Required task:
Answer with one number: the count of lines in the listing below that hold the word "info".

Given data:
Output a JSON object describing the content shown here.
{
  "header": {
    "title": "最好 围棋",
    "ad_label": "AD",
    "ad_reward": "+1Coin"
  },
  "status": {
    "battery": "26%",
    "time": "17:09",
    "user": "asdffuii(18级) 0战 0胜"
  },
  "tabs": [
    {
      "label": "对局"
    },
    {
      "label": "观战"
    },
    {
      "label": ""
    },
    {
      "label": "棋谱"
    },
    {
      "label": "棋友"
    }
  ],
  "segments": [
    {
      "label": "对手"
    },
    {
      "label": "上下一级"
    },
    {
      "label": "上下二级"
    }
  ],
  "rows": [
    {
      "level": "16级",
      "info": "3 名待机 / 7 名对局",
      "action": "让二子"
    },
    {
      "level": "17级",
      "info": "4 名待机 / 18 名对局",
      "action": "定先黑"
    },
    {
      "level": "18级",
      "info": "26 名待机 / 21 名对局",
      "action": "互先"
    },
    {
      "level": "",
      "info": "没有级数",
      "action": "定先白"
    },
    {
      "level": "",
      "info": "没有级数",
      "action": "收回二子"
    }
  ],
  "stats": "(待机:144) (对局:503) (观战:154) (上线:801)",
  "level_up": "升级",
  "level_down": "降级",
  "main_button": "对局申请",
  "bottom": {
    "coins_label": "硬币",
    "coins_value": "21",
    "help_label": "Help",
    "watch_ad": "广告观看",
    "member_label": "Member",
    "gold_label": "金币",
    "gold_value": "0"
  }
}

Exercise solution:
5